START Items

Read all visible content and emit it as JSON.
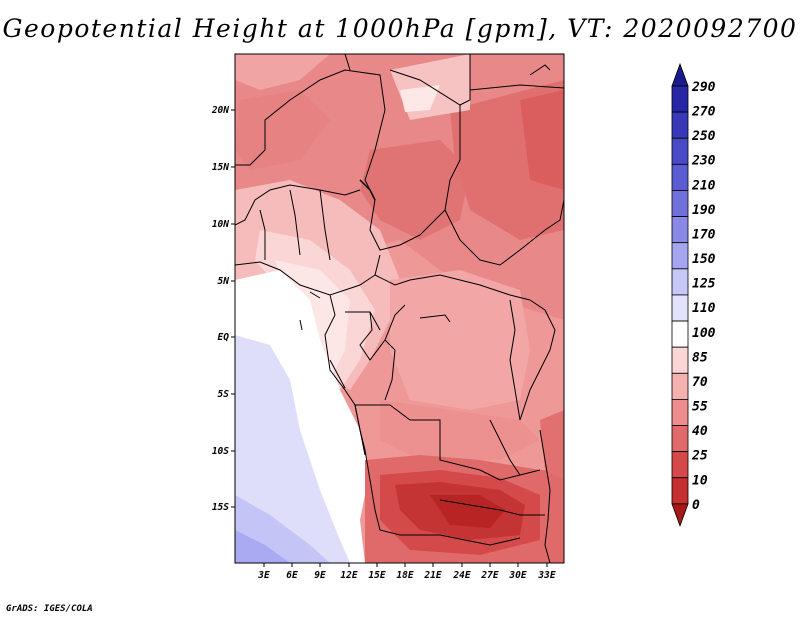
{
  "title": "Geopotential Height at 1000hPa [gpm], VT: 2020092700",
  "credit": "GrADS: IGES/COLA",
  "map": {
    "lon_ticks": [
      "3E",
      "6E",
      "9E",
      "12E",
      "15E",
      "18E",
      "21E",
      "24E",
      "27E",
      "30E",
      "33E"
    ],
    "lat_ticks": [
      "20N",
      "15N",
      "10N",
      "5N",
      "EQ",
      "5S",
      "10S",
      "15S"
    ]
  },
  "colorbar": {
    "levels": [
      "290",
      "270",
      "250",
      "230",
      "210",
      "190",
      "170",
      "150",
      "125",
      "110",
      "100",
      "85",
      "70",
      "55",
      "40",
      "25",
      "10",
      "0"
    ],
    "colors": [
      "#1a1a8c",
      "#2626a6",
      "#3838b8",
      "#4a4ac6",
      "#5c5cd2",
      "#7070dc",
      "#8a8ae6",
      "#a6a6f0",
      "#c6c6f7",
      "#e2e2fb",
      "#ffffff",
      "#fbd6d6",
      "#f5b0b0",
      "#ec8c8c",
      "#e06a6a",
      "#d44a4a",
      "#c43030",
      "#a81818"
    ]
  }
}
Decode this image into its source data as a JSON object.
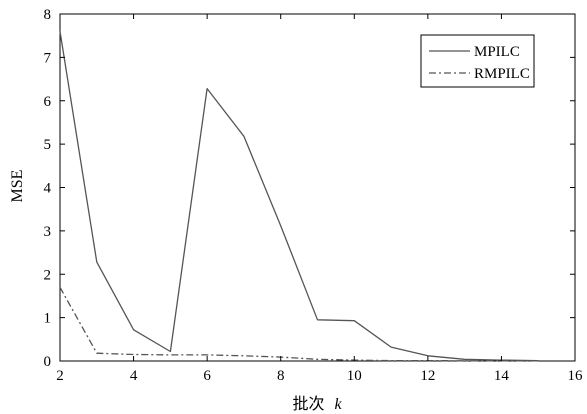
{
  "chart_data": {
    "type": "line",
    "title": "",
    "xlabel": "批次",
    "xlabel_var": "k",
    "ylabel": "MSE",
    "xlim": [
      2,
      16
    ],
    "ylim": [
      0,
      8
    ],
    "xticks": [
      2,
      4,
      6,
      8,
      10,
      12,
      14,
      16
    ],
    "yticks": [
      0,
      1,
      2,
      3,
      4,
      5,
      6,
      7,
      8
    ],
    "grid": false,
    "legend_position": "top-right",
    "series": [
      {
        "name": "MPILC",
        "style": "solid",
        "color": "#555555",
        "x": [
          2,
          3,
          4,
          5,
          6,
          7,
          8,
          9,
          10,
          11,
          12,
          13,
          14,
          15
        ],
        "y": [
          7.6,
          2.28,
          0.72,
          0.22,
          6.28,
          5.18,
          3.12,
          0.95,
          0.93,
          0.32,
          0.12,
          0.04,
          0.02,
          0.01
        ]
      },
      {
        "name": "RMPILC",
        "style": "dashdot",
        "color": "#555555",
        "x": [
          2,
          3,
          4,
          5,
          6,
          7,
          8,
          9,
          10,
          11,
          12,
          13,
          14,
          15
        ],
        "y": [
          1.7,
          0.18,
          0.15,
          0.14,
          0.14,
          0.12,
          0.09,
          0.04,
          0.02,
          0.01,
          0.01,
          0.005,
          0.005,
          0.002
        ]
      }
    ]
  }
}
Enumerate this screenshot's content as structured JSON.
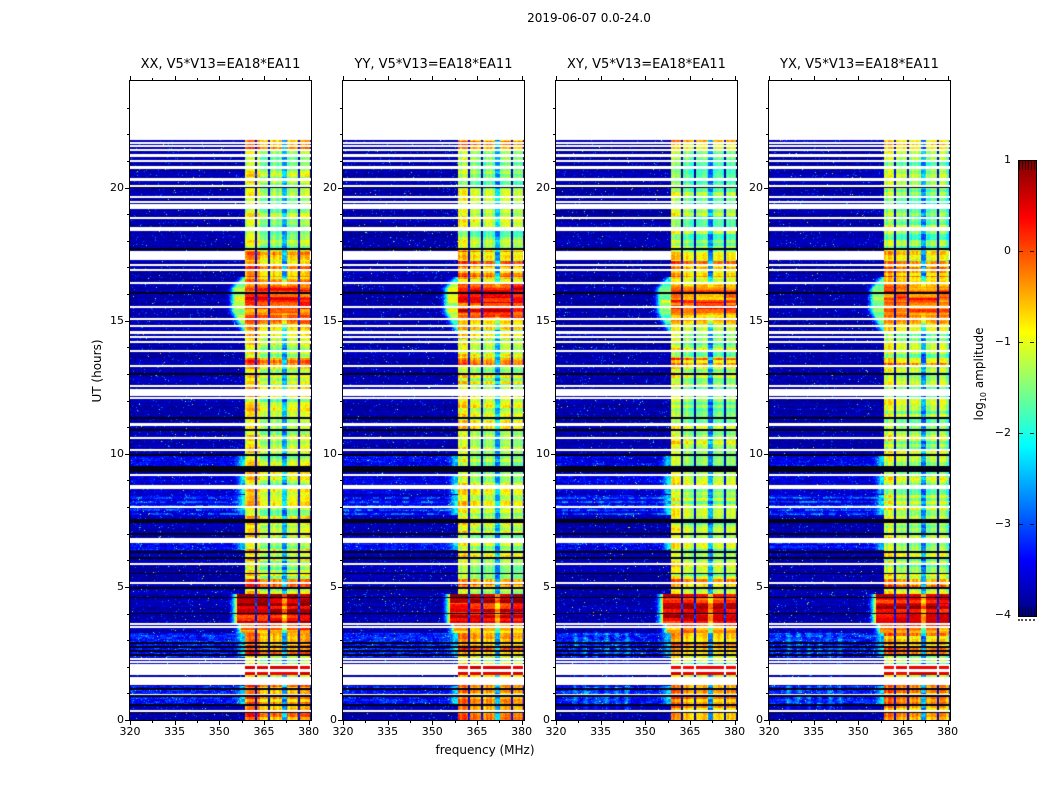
{
  "figure": {
    "title": "2019-06-07 0.0-24.0"
  },
  "axes": {
    "xlabel": "frequency (MHz)",
    "ylabel": "UT (hours)",
    "x_ticks": [
      "320",
      "335",
      "350",
      "365",
      "380"
    ],
    "y_ticks": [
      "0",
      "5",
      "10",
      "15",
      "20"
    ]
  },
  "colorbar": {
    "label_pre": "log",
    "label_sub": "10",
    "label_post": " amplitude",
    "tick_labels": [
      "1",
      "0",
      "−1",
      "−2",
      "−3",
      "−4"
    ],
    "gradient_colors": [
      "#800000",
      "#ff0000",
      "#ffff00",
      "#00ffff",
      "#0000ff",
      "#000080"
    ],
    "gradient_stops": [
      0,
      12.5,
      37.5,
      62.5,
      87.5,
      100
    ]
  },
  "chart_data": {
    "type": "heatmap",
    "title": "2019-06-07 0.0-24.0",
    "xlabel": "frequency (MHz)",
    "ylabel": "UT (hours)",
    "x_range": [
      320,
      380.8
    ],
    "y_range": [
      0,
      24
    ],
    "x_ticks": [
      320,
      335,
      350,
      365,
      380
    ],
    "y_ticks": [
      0,
      5,
      10,
      15,
      20
    ],
    "value_label": "log10 amplitude",
    "value_range": [
      -4,
      1
    ],
    "colormap": "jet",
    "data_end_hour": 21.78,
    "panels": [
      {
        "label": "XX, V5*V13=EA18*EA11",
        "pol": "XX",
        "seed": 101,
        "band_gain": 1.0,
        "smudge": false
      },
      {
        "label": "YY, V5*V13=EA18*EA11",
        "pol": "YY",
        "seed": 202,
        "band_gain": 1.05,
        "smudge": false
      },
      {
        "label": "XY, V5*V13=EA18*EA11",
        "pol": "XY",
        "seed": 303,
        "band_gain": 0.92,
        "smudge": true
      },
      {
        "label": "YX, V5*V13=EA18*EA11",
        "pol": "YX",
        "seed": 404,
        "band_gain": 0.92,
        "smudge": true
      }
    ],
    "rfi_band": {
      "f_start": 358.5,
      "f_end": 380.3,
      "base_level": -1.25,
      "flag_freqs": [
        362.3,
        366.7,
        376.9
      ],
      "gap_freq_range": [
        371.0,
        372.9
      ]
    },
    "events": [
      {
        "name": "storm",
        "hours": [
          3.65,
          4.75
        ],
        "level": 0.45,
        "extend_mhz": 2.5
      },
      {
        "name": "pre_storm",
        "hours": [
          3.28,
          3.62
        ],
        "level": -0.35,
        "extend_mhz": 1.2
      },
      {
        "name": "sunrise",
        "hours": [
          14.6,
          16.65
        ],
        "peak_hours": [
          15.35,
          16.2
        ],
        "level": 0.2,
        "extend_mhz": 3.2
      }
    ],
    "band_bright_hours": [
      [
        0,
        1.3
      ],
      [
        2.4,
        3.3
      ],
      [
        4.95,
        5.3
      ],
      [
        13.35,
        13.6
      ],
      [
        16.65,
        17.25
      ],
      [
        21.45,
        21.78
      ]
    ],
    "white_blocks": [
      [
        1.3,
        1.6
      ],
      [
        12.18,
        12.45
      ]
    ],
    "band_only_blocks": [
      {
        "hours": [
          1.68,
          2.02
        ],
        "style": "red_dashes"
      },
      {
        "hours": [
          17.28,
          17.62
        ],
        "style": "band_visible"
      }
    ],
    "white_lines": [
      0.35,
      0.95,
      2.05,
      2.18,
      2.3,
      3.5,
      3.6,
      5.15,
      5.85,
      6.7,
      6.78,
      8.0,
      8.7,
      8.78,
      9.2,
      10.15,
      10.6,
      11.1,
      12.1,
      12.55,
      13.3,
      13.85,
      14.2,
      14.38,
      14.55,
      14.8,
      15.05,
      15.5,
      16.4,
      16.9,
      17.1,
      18.4,
      18.48,
      18.85,
      19.25,
      19.35,
      19.45,
      19.65,
      20.05,
      20.3,
      20.75,
      21.0,
      21.2,
      21.4,
      21.55,
      21.68
    ],
    "black_lines": [
      0.28,
      0.55,
      0.9,
      1.18,
      2.45,
      2.6,
      2.75,
      2.9,
      4.0,
      4.6,
      4.95,
      5.5,
      6.1,
      6.3,
      7.0,
      7.45,
      7.52,
      9.35,
      9.42,
      9.5,
      9.95,
      10.9,
      11.35,
      13.0,
      16.05,
      17.68,
      20.0
    ],
    "light_periods": [
      {
        "hours": [
          0.6,
          1.28
        ],
        "boost": 0.5
      },
      {
        "hours": [
          2.35,
          3.28
        ],
        "boost": 0.55
      },
      {
        "hours": [
          6.4,
          6.65
        ],
        "boost": 0.4
      },
      {
        "hours": [
          7.7,
          8.45
        ],
        "boost": 0.55,
        "striped": true
      },
      {
        "hours": [
          8.5,
          9.25
        ],
        "boost": 0.25
      },
      {
        "hours": [
          9.55,
          9.9
        ],
        "boost": 0.35
      }
    ],
    "smudge": {
      "hours": [
        0.3,
        3.3
      ],
      "freq_centers": [
        326.5,
        330,
        333.5,
        337,
        340.5,
        344
      ],
      "level_boost": 0.8
    }
  }
}
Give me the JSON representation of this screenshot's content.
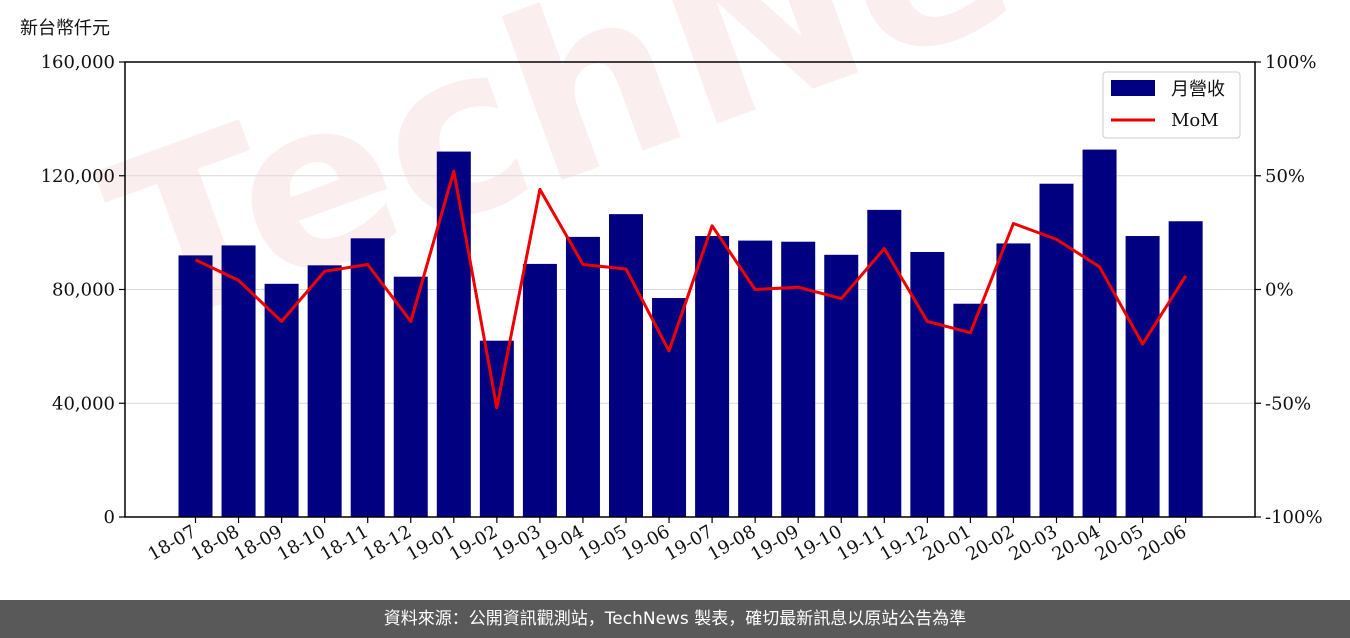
{
  "watermark": "TechNews",
  "unit_label": "新台幣仟元",
  "footer": "資料來源：公開資訊觀測站，TechNews 製表，確切最新訊息以原站公告為準",
  "colors": {
    "bar": "#000080",
    "line": "#ee0000",
    "grid": "#d9d9d9",
    "footer_bg": "#595959"
  },
  "chart_data": {
    "type": "bar+line",
    "categories": [
      "18-07",
      "18-08",
      "18-09",
      "18-10",
      "18-11",
      "18-12",
      "19-01",
      "19-02",
      "19-03",
      "19-04",
      "19-05",
      "19-06",
      "19-07",
      "19-08",
      "19-09",
      "19-10",
      "19-11",
      "19-12",
      "20-01",
      "20-02",
      "20-03",
      "20-04",
      "20-05",
      "20-06"
    ],
    "series": [
      {
        "name": "月營收",
        "type": "bar",
        "axis": "left",
        "values": [
          92000,
          95500,
          82000,
          88500,
          98000,
          84500,
          128500,
          62000,
          89000,
          98500,
          106500,
          77000,
          98800,
          97200,
          96800,
          92200,
          108000,
          93200,
          75000,
          96200,
          117200,
          129200,
          98800,
          104000
        ]
      },
      {
        "name": "MoM",
        "type": "line",
        "axis": "right",
        "values": [
          13,
          4,
          -14,
          8,
          11,
          -14,
          52,
          -52,
          44,
          11,
          9,
          -27,
          28,
          0,
          1,
          -4,
          18,
          -14,
          -19,
          29,
          22,
          10,
          -24,
          6
        ]
      }
    ],
    "ylim_left": [
      0,
      160000
    ],
    "yticks_left": [
      0,
      40000,
      80000,
      120000,
      160000
    ],
    "yticklabels_left": [
      "0",
      "40,000",
      "80,000",
      "120,000",
      "160,000"
    ],
    "ylim_right": [
      -100,
      100
    ],
    "yticks_right": [
      -100,
      -50,
      0,
      50,
      100
    ],
    "yticklabels_right": [
      "-100%",
      "-50%",
      "0%",
      "50%",
      "100%"
    ],
    "grid": true,
    "legend": "top-right"
  }
}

END Items

◆ **The task**
Single out each line of the records above with the string "content" in it, and copy it.

◆ **Exercise answer**
Read all visible content and emit it as JSON.
Enumerate this screenshot's content as structured JSON.
Give me the JSON representation of this screenshot's content.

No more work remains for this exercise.